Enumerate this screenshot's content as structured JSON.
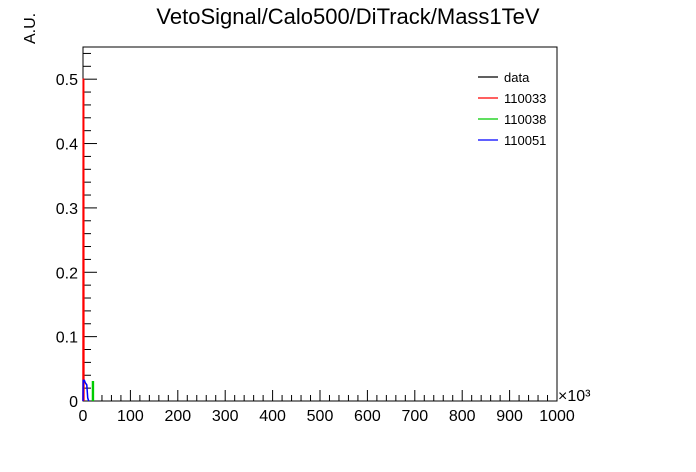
{
  "chart_data": {
    "type": "line",
    "title": "VetoSignal/Calo500/DiTrack/Mass1TeV",
    "xlabel": "",
    "ylabel": "A.U.",
    "x_multiplier": "×10³",
    "xlim": [
      0,
      1000
    ],
    "ylim": [
      0,
      0.55
    ],
    "x_ticks": [
      "0",
      "100",
      "200",
      "300",
      "400",
      "500",
      "600",
      "700",
      "800",
      "900",
      "1000"
    ],
    "y_ticks": [
      "0",
      "0.1",
      "0.2",
      "0.3",
      "0.4",
      "0.5"
    ],
    "grid": false,
    "legend_position": "top-right",
    "series": [
      {
        "name": "data",
        "color": "#000000",
        "points": []
      },
      {
        "name": "110033",
        "color": "#ff0000",
        "points": [
          [
            0,
            0
          ],
          [
            0.5,
            0.5
          ],
          [
            1.5,
            0.5
          ],
          [
            2,
            0
          ]
        ]
      },
      {
        "name": "110038",
        "color": "#00cc00",
        "points": [
          [
            20,
            0
          ],
          [
            20,
            0.03
          ],
          [
            22,
            0.03
          ],
          [
            22,
            0
          ]
        ]
      },
      {
        "name": "110051",
        "color": "#0000ff",
        "points": [
          [
            0,
            0
          ],
          [
            0.5,
            0.032
          ],
          [
            3,
            0.032
          ],
          [
            5,
            0.028
          ],
          [
            8,
            0.025
          ],
          [
            10,
            0.005
          ],
          [
            12,
            0
          ]
        ]
      }
    ]
  }
}
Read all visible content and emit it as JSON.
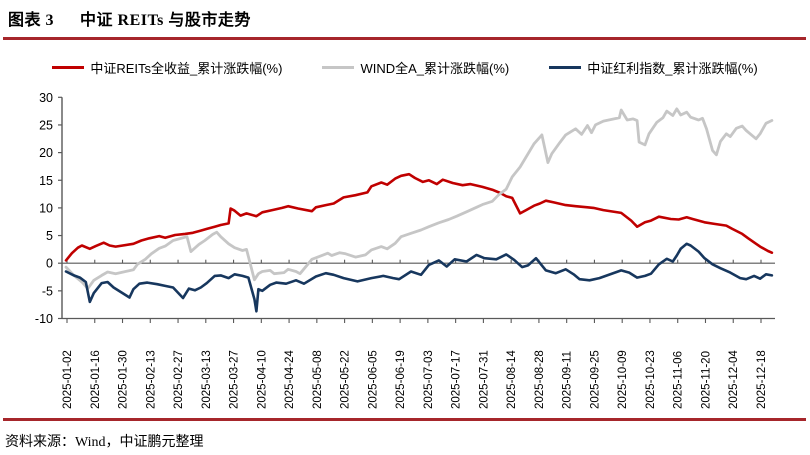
{
  "header": {
    "tag": "图表 3",
    "title": "中证 REITs 与股市走势"
  },
  "footer": {
    "source": "资料来源：Wind，中证鹏元整理"
  },
  "colors": {
    "accent_rule": "#A6262B",
    "axis": "#595959",
    "label_text": "#000000",
    "background": "#FFFFFF"
  },
  "chart_data": {
    "type": "line",
    "title": "中证 REITs 与股市走势",
    "xlabel": "",
    "ylabel": "累计涨跌幅(%)",
    "ylim": [
      -10,
      30
    ],
    "y_ticks": [
      30,
      25,
      20,
      15,
      10,
      5,
      0,
      -5,
      -10
    ],
    "grid": "off",
    "legend_position": "top-center",
    "x_axis_note": "calendar days, day 0 = 2025-01-02, tick every 14 days",
    "x_tick_labels": [
      "2025-01-02",
      "2025-01-16",
      "2025-01-30",
      "2025-02-13",
      "2025-02-27",
      "2025-03-13",
      "2025-03-27",
      "2025-04-10",
      "2025-04-24",
      "2025-05-08",
      "2025-05-22",
      "2025-06-05",
      "2025-06-19",
      "2025-07-03",
      "2025-07-17",
      "2025-07-31",
      "2025-08-14",
      "2025-08-28",
      "2025-09-11",
      "2025-09-25",
      "2025-10-09",
      "2025-10-23",
      "2025-11-06",
      "2025-11-20",
      "2025-12-04",
      "2025-12-18"
    ],
    "series": [
      {
        "name": "中证REITs全收益_累计涨跌幅(%)",
        "color": "#C00000",
        "width": 2.6,
        "points": [
          [
            0,
            0.5
          ],
          [
            3,
            1.8
          ],
          [
            6,
            2.8
          ],
          [
            8,
            3.2
          ],
          [
            12,
            2.6
          ],
          [
            15,
            3.1
          ],
          [
            19,
            3.7
          ],
          [
            22,
            3.2
          ],
          [
            25,
            3.0
          ],
          [
            34,
            3.5
          ],
          [
            38,
            4.1
          ],
          [
            42,
            4.5
          ],
          [
            47,
            4.9
          ],
          [
            50,
            4.6
          ],
          [
            55,
            5.1
          ],
          [
            60,
            5.3
          ],
          [
            64,
            5.5
          ],
          [
            68,
            5.9
          ],
          [
            71,
            6.2
          ],
          [
            75,
            6.6
          ],
          [
            78,
            6.9
          ],
          [
            82,
            7.2
          ],
          [
            83,
            9.9
          ],
          [
            85,
            9.5
          ],
          [
            88,
            8.6
          ],
          [
            91,
            9.0
          ],
          [
            96,
            8.5
          ],
          [
            99,
            9.2
          ],
          [
            104,
            9.6
          ],
          [
            109,
            10.0
          ],
          [
            112,
            10.3
          ],
          [
            117,
            9.9
          ],
          [
            124,
            9.4
          ],
          [
            126,
            10.1
          ],
          [
            131,
            10.5
          ],
          [
            135,
            10.8
          ],
          [
            140,
            11.9
          ],
          [
            146,
            12.3
          ],
          [
            152,
            12.8
          ],
          [
            154,
            13.9
          ],
          [
            159,
            14.6
          ],
          [
            162,
            14.2
          ],
          [
            166,
            15.3
          ],
          [
            169,
            15.8
          ],
          [
            173,
            16.1
          ],
          [
            176,
            15.4
          ],
          [
            180,
            14.7
          ],
          [
            183,
            15.0
          ],
          [
            187,
            14.3
          ],
          [
            190,
            15.1
          ],
          [
            195,
            14.5
          ],
          [
            200,
            14.1
          ],
          [
            204,
            14.3
          ],
          [
            210,
            13.8
          ],
          [
            215,
            13.3
          ],
          [
            219,
            12.7
          ],
          [
            222,
            12.1
          ],
          [
            225,
            11.8
          ],
          [
            229,
            9.0
          ],
          [
            232,
            9.6
          ],
          [
            236,
            10.4
          ],
          [
            239,
            10.8
          ],
          [
            242,
            11.3
          ],
          [
            246,
            11.0
          ],
          [
            252,
            10.5
          ],
          [
            257,
            10.3
          ],
          [
            263,
            10.1
          ],
          [
            266,
            10.0
          ],
          [
            271,
            9.6
          ],
          [
            280,
            9.1
          ],
          [
            285,
            7.7
          ],
          [
            288,
            6.6
          ],
          [
            292,
            7.4
          ],
          [
            295,
            7.7
          ],
          [
            299,
            8.4
          ],
          [
            305,
            8.0
          ],
          [
            309,
            7.9
          ],
          [
            313,
            8.3
          ],
          [
            316,
            8.0
          ],
          [
            322,
            7.4
          ],
          [
            327,
            7.1
          ],
          [
            333,
            6.8
          ],
          [
            336,
            6.2
          ],
          [
            341,
            5.3
          ],
          [
            344,
            4.5
          ],
          [
            348,
            3.5
          ],
          [
            350,
            3.0
          ],
          [
            354,
            2.2
          ],
          [
            356,
            1.9
          ]
        ]
      },
      {
        "name": "WIND全A_累计涨跌幅(%)",
        "color": "#C6C6C6",
        "width": 2.8,
        "points": [
          [
            0,
            -0.7
          ],
          [
            4,
            -2.2
          ],
          [
            8,
            -3.4
          ],
          [
            11,
            -4.6
          ],
          [
            14,
            -3.1
          ],
          [
            18,
            -2.2
          ],
          [
            21,
            -1.6
          ],
          [
            25,
            -1.9
          ],
          [
            34,
            -1.2
          ],
          [
            36,
            -0.2
          ],
          [
            40,
            0.7
          ],
          [
            43,
            1.7
          ],
          [
            47,
            2.7
          ],
          [
            50,
            3.1
          ],
          [
            54,
            4.1
          ],
          [
            57,
            4.4
          ],
          [
            61,
            4.8
          ],
          [
            63,
            2.1
          ],
          [
            67,
            3.4
          ],
          [
            70,
            4.1
          ],
          [
            74,
            5.2
          ],
          [
            76,
            5.6
          ],
          [
            78,
            4.8
          ],
          [
            82,
            3.5
          ],
          [
            85,
            2.8
          ],
          [
            89,
            2.3
          ],
          [
            91,
            2.5
          ],
          [
            92,
            1.2
          ],
          [
            95,
            -3.0
          ],
          [
            97,
            -1.9
          ],
          [
            99,
            -1.5
          ],
          [
            103,
            -1.3
          ],
          [
            105,
            -1.9
          ],
          [
            110,
            -1.7
          ],
          [
            112,
            -1.1
          ],
          [
            116,
            -1.5
          ],
          [
            118,
            -1.9
          ],
          [
            124,
            0.7
          ],
          [
            127,
            1.1
          ],
          [
            132,
            1.8
          ],
          [
            134,
            1.4
          ],
          [
            138,
            1.9
          ],
          [
            141,
            1.7
          ],
          [
            146,
            1.1
          ],
          [
            151,
            1.5
          ],
          [
            154,
            2.4
          ],
          [
            159,
            3.0
          ],
          [
            162,
            2.6
          ],
          [
            166,
            3.6
          ],
          [
            169,
            4.8
          ],
          [
            174,
            5.4
          ],
          [
            179,
            6.0
          ],
          [
            183,
            6.6
          ],
          [
            188,
            7.3
          ],
          [
            193,
            7.9
          ],
          [
            197,
            8.5
          ],
          [
            202,
            9.3
          ],
          [
            207,
            10.1
          ],
          [
            210,
            10.6
          ],
          [
            215,
            11.2
          ],
          [
            218,
            12.3
          ],
          [
            222,
            13.4
          ],
          [
            225,
            15.6
          ],
          [
            229,
            17.4
          ],
          [
            232,
            19.2
          ],
          [
            236,
            21.6
          ],
          [
            240,
            23.2
          ],
          [
            243,
            18.2
          ],
          [
            245,
            19.8
          ],
          [
            249,
            21.8
          ],
          [
            252,
            23.2
          ],
          [
            257,
            24.3
          ],
          [
            260,
            23.3
          ],
          [
            263,
            24.9
          ],
          [
            265,
            23.6
          ],
          [
            267,
            25.0
          ],
          [
            271,
            25.7
          ],
          [
            279,
            26.3
          ],
          [
            280,
            27.7
          ],
          [
            283,
            25.9
          ],
          [
            286,
            26.1
          ],
          [
            288,
            25.8
          ],
          [
            289,
            21.9
          ],
          [
            292,
            21.4
          ],
          [
            294,
            23.4
          ],
          [
            298,
            25.5
          ],
          [
            301,
            26.3
          ],
          [
            303,
            27.5
          ],
          [
            306,
            26.7
          ],
          [
            308,
            27.9
          ],
          [
            310,
            26.8
          ],
          [
            313,
            27.3
          ],
          [
            315,
            26.4
          ],
          [
            319,
            25.9
          ],
          [
            321,
            26.2
          ],
          [
            323,
            24.3
          ],
          [
            326,
            20.4
          ],
          [
            328,
            19.6
          ],
          [
            330,
            22.0
          ],
          [
            333,
            23.4
          ],
          [
            335,
            22.9
          ],
          [
            338,
            24.4
          ],
          [
            341,
            24.8
          ],
          [
            343,
            24.0
          ],
          [
            345,
            23.4
          ],
          [
            348,
            22.5
          ],
          [
            350,
            23.4
          ],
          [
            353,
            25.3
          ],
          [
            356,
            25.8
          ]
        ]
      },
      {
        "name": "中证红利指数_累计涨跌幅(%)",
        "color": "#17375E",
        "width": 2.6,
        "points": [
          [
            0,
            -1.5
          ],
          [
            4,
            -2.2
          ],
          [
            7,
            -2.6
          ],
          [
            10,
            -3.4
          ],
          [
            12,
            -7.0
          ],
          [
            14,
            -5.4
          ],
          [
            18,
            -3.6
          ],
          [
            21,
            -3.4
          ],
          [
            24,
            -4.4
          ],
          [
            32,
            -6.2
          ],
          [
            34,
            -4.7
          ],
          [
            37,
            -3.7
          ],
          [
            41,
            -3.5
          ],
          [
            46,
            -3.8
          ],
          [
            50,
            -4.1
          ],
          [
            54,
            -4.4
          ],
          [
            59,
            -6.3
          ],
          [
            62,
            -4.6
          ],
          [
            65,
            -4.9
          ],
          [
            68,
            -4.4
          ],
          [
            71,
            -3.6
          ],
          [
            75,
            -2.3
          ],
          [
            78,
            -2.2
          ],
          [
            82,
            -2.7
          ],
          [
            85,
            -2.0
          ],
          [
            89,
            -2.3
          ],
          [
            92,
            -2.6
          ],
          [
            95,
            -6.5
          ],
          [
            96,
            -8.7
          ],
          [
            97,
            -4.7
          ],
          [
            99,
            -5.0
          ],
          [
            103,
            -3.9
          ],
          [
            106,
            -3.5
          ],
          [
            111,
            -3.7
          ],
          [
            116,
            -3.1
          ],
          [
            120,
            -3.7
          ],
          [
            126,
            -2.4
          ],
          [
            131,
            -1.8
          ],
          [
            135,
            -2.1
          ],
          [
            140,
            -2.7
          ],
          [
            147,
            -3.3
          ],
          [
            154,
            -2.7
          ],
          [
            160,
            -2.3
          ],
          [
            165,
            -2.7
          ],
          [
            168,
            -2.9
          ],
          [
            174,
            -1.5
          ],
          [
            179,
            -2.1
          ],
          [
            183,
            -0.3
          ],
          [
            188,
            0.5
          ],
          [
            192,
            -0.6
          ],
          [
            196,
            0.7
          ],
          [
            202,
            0.3
          ],
          [
            207,
            1.5
          ],
          [
            211,
            0.9
          ],
          [
            217,
            0.7
          ],
          [
            222,
            1.6
          ],
          [
            226,
            0.6
          ],
          [
            230,
            -0.7
          ],
          [
            233,
            -0.4
          ],
          [
            237,
            0.9
          ],
          [
            242,
            -1.3
          ],
          [
            247,
            -1.8
          ],
          [
            252,
            -1.1
          ],
          [
            256,
            -2.0
          ],
          [
            259,
            -2.9
          ],
          [
            264,
            -3.1
          ],
          [
            269,
            -2.7
          ],
          [
            280,
            -1.3
          ],
          [
            284,
            -1.7
          ],
          [
            288,
            -2.6
          ],
          [
            292,
            -2.3
          ],
          [
            295,
            -1.9
          ],
          [
            299,
            -0.2
          ],
          [
            303,
            0.8
          ],
          [
            306,
            0.3
          ],
          [
            308,
            1.4
          ],
          [
            310,
            2.6
          ],
          [
            313,
            3.5
          ],
          [
            315,
            3.2
          ],
          [
            319,
            2.1
          ],
          [
            322,
            0.9
          ],
          [
            326,
            -0.2
          ],
          [
            330,
            -0.9
          ],
          [
            335,
            -1.7
          ],
          [
            340,
            -2.7
          ],
          [
            343,
            -2.9
          ],
          [
            347,
            -2.3
          ],
          [
            350,
            -2.8
          ],
          [
            353,
            -2.0
          ],
          [
            356,
            -2.2
          ]
        ]
      }
    ]
  }
}
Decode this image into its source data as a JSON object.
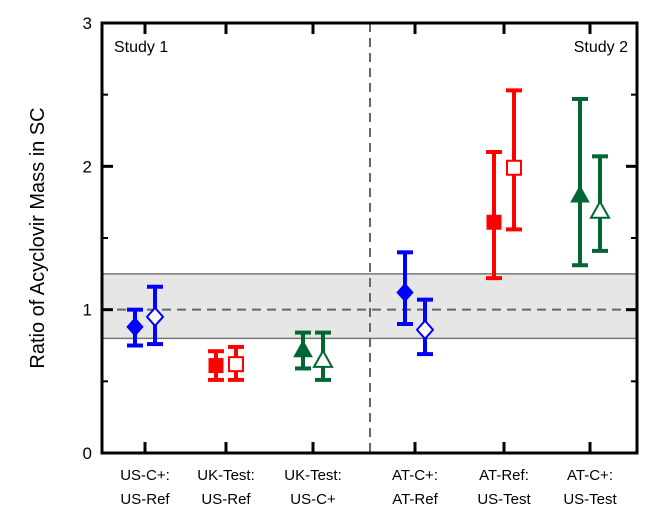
{
  "chart_data": {
    "type": "scatter",
    "title": "",
    "ylabel": "Ratio of Acyclovir Mass in SC",
    "ylim": [
      0,
      3
    ],
    "yticks": [
      "0",
      "1",
      "2",
      "3"
    ],
    "reference_line": 1,
    "equivalence_band": [
      0.8,
      1.25
    ],
    "divider_after_category": 3,
    "categories": [
      {
        "line1": "US-C+:",
        "line2": "US-Ref"
      },
      {
        "line1": "UK-Test:",
        "line2": "US-Ref"
      },
      {
        "line1": "UK-Test:",
        "line2": "US-C+"
      },
      {
        "line1": "AT-C+:",
        "line2": "AT-Ref"
      },
      {
        "line1": "AT-Ref:",
        "line2": "US-Test"
      },
      {
        "line1": "AT-C+:",
        "line2": "US-Test"
      }
    ],
    "study_labels": {
      "left": "Study 1",
      "right": "Study 2"
    },
    "points": [
      {
        "category": 0,
        "offset": "left",
        "marker": "diamond",
        "filled": true,
        "color": "#0000ff",
        "value": 0.88,
        "low": 0.75,
        "high": 1.0
      },
      {
        "category": 0,
        "offset": "right",
        "marker": "diamond",
        "filled": false,
        "color": "#0000ff",
        "value": 0.95,
        "low": 0.76,
        "high": 1.16
      },
      {
        "category": 1,
        "offset": "left",
        "marker": "square",
        "filled": true,
        "color": "#ff0000",
        "value": 0.61,
        "low": 0.51,
        "high": 0.71
      },
      {
        "category": 1,
        "offset": "right",
        "marker": "square",
        "filled": false,
        "color": "#ff0000",
        "value": 0.62,
        "low": 0.51,
        "high": 0.74
      },
      {
        "category": 2,
        "offset": "left",
        "marker": "triangle",
        "filled": true,
        "color": "#006633",
        "value": 0.72,
        "low": 0.59,
        "high": 0.84
      },
      {
        "category": 2,
        "offset": "right",
        "marker": "triangle",
        "filled": false,
        "color": "#006633",
        "value": 0.65,
        "low": 0.51,
        "high": 0.84
      },
      {
        "category": 3,
        "offset": "left",
        "marker": "diamond",
        "filled": true,
        "color": "#0000ff",
        "value": 1.12,
        "low": 0.9,
        "high": 1.4
      },
      {
        "category": 3,
        "offset": "right",
        "marker": "diamond",
        "filled": false,
        "color": "#0000ff",
        "value": 0.86,
        "low": 0.69,
        "high": 1.07
      },
      {
        "category": 4,
        "offset": "left",
        "marker": "square",
        "filled": true,
        "color": "#ff0000",
        "value": 1.61,
        "low": 1.22,
        "high": 2.1
      },
      {
        "category": 4,
        "offset": "right",
        "marker": "square",
        "filled": false,
        "color": "#ff0000",
        "value": 1.99,
        "low": 1.56,
        "high": 2.53
      },
      {
        "category": 5,
        "offset": "left",
        "marker": "triangle",
        "filled": true,
        "color": "#006633",
        "value": 1.8,
        "low": 1.31,
        "high": 2.47
      },
      {
        "category": 5,
        "offset": "right",
        "marker": "triangle",
        "filled": false,
        "color": "#006633",
        "value": 1.69,
        "low": 1.41,
        "high": 2.07
      }
    ]
  }
}
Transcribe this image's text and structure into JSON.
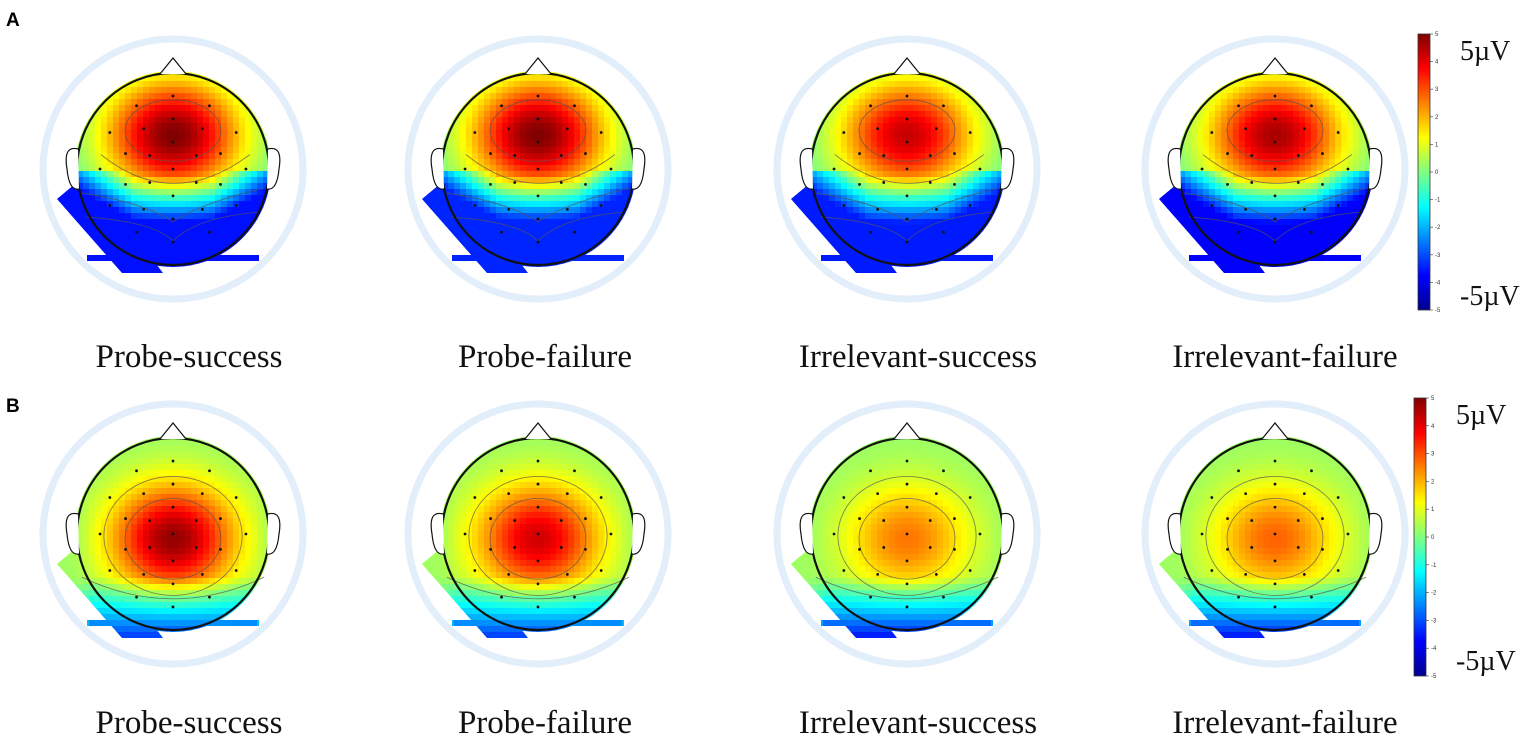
{
  "panels": [
    {
      "letter": "A",
      "scale": {
        "max_label": "5µV",
        "min_label": "-5µV",
        "range": [
          -5,
          5
        ],
        "ticks": [
          "5",
          "4",
          "3",
          "2",
          "1",
          "0",
          "-1",
          "-2",
          "-3",
          "-4",
          "-5"
        ]
      },
      "maps": [
        {
          "label": "Probe-success",
          "pattern": "frontal-positive",
          "peak": 5.0,
          "trough": -3.6
        },
        {
          "label": "Probe-failure",
          "pattern": "frontal-positive",
          "peak": 5.0,
          "trough": -3.4
        },
        {
          "label": "Irrelevant-success",
          "pattern": "frontal-positive",
          "peak": 4.3,
          "trough": -3.5
        },
        {
          "label": "Irrelevant-failure",
          "pattern": "frontal-positive",
          "peak": 4.6,
          "trough": -3.8
        }
      ]
    },
    {
      "letter": "B",
      "scale": {
        "max_label": "5µV",
        "min_label": "-5µV",
        "range": [
          -5,
          5
        ],
        "ticks": [
          "5",
          "4",
          "3",
          "2",
          "1",
          "0",
          "-1",
          "-2",
          "-3",
          "-4",
          "-5"
        ]
      },
      "maps": [
        {
          "label": "Probe-success",
          "pattern": "central-positive",
          "peak": 4.8,
          "trough": -3.2
        },
        {
          "label": "Probe-failure",
          "pattern": "central-positive",
          "peak": 4.2,
          "trough": -3.2
        },
        {
          "label": "Irrelevant-success",
          "pattern": "central-positive",
          "peak": 2.6,
          "trough": -3.6
        },
        {
          "label": "Irrelevant-failure",
          "pattern": "central-positive",
          "peak": 2.8,
          "trough": -3.6
        }
      ]
    }
  ],
  "colormap": [
    "#00008f",
    "#0000ff",
    "#0080ff",
    "#00ffff",
    "#80ff80",
    "#ffff00",
    "#ff8000",
    "#ff0000",
    "#800000"
  ]
}
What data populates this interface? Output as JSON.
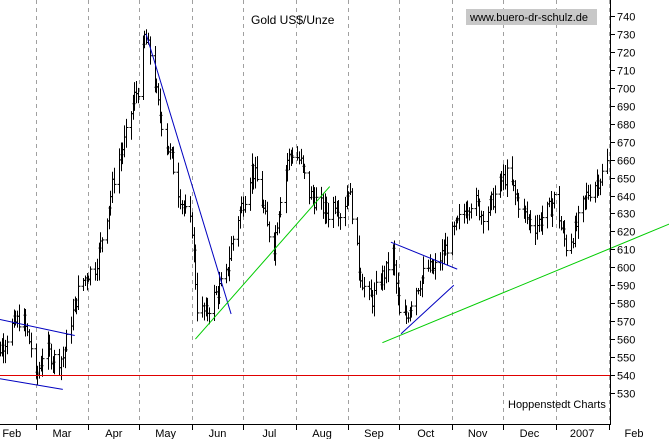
= = = = = = =
Copy each line that holds the word "peak".

          "peak": 5.0,
          "peak": 5.0,
          "peak": 4.3,
          "peak": 4.6,
          "peak": 4.8,
          "peak": 4.2,
          "peak": 2.6,
          "peak": 2.8,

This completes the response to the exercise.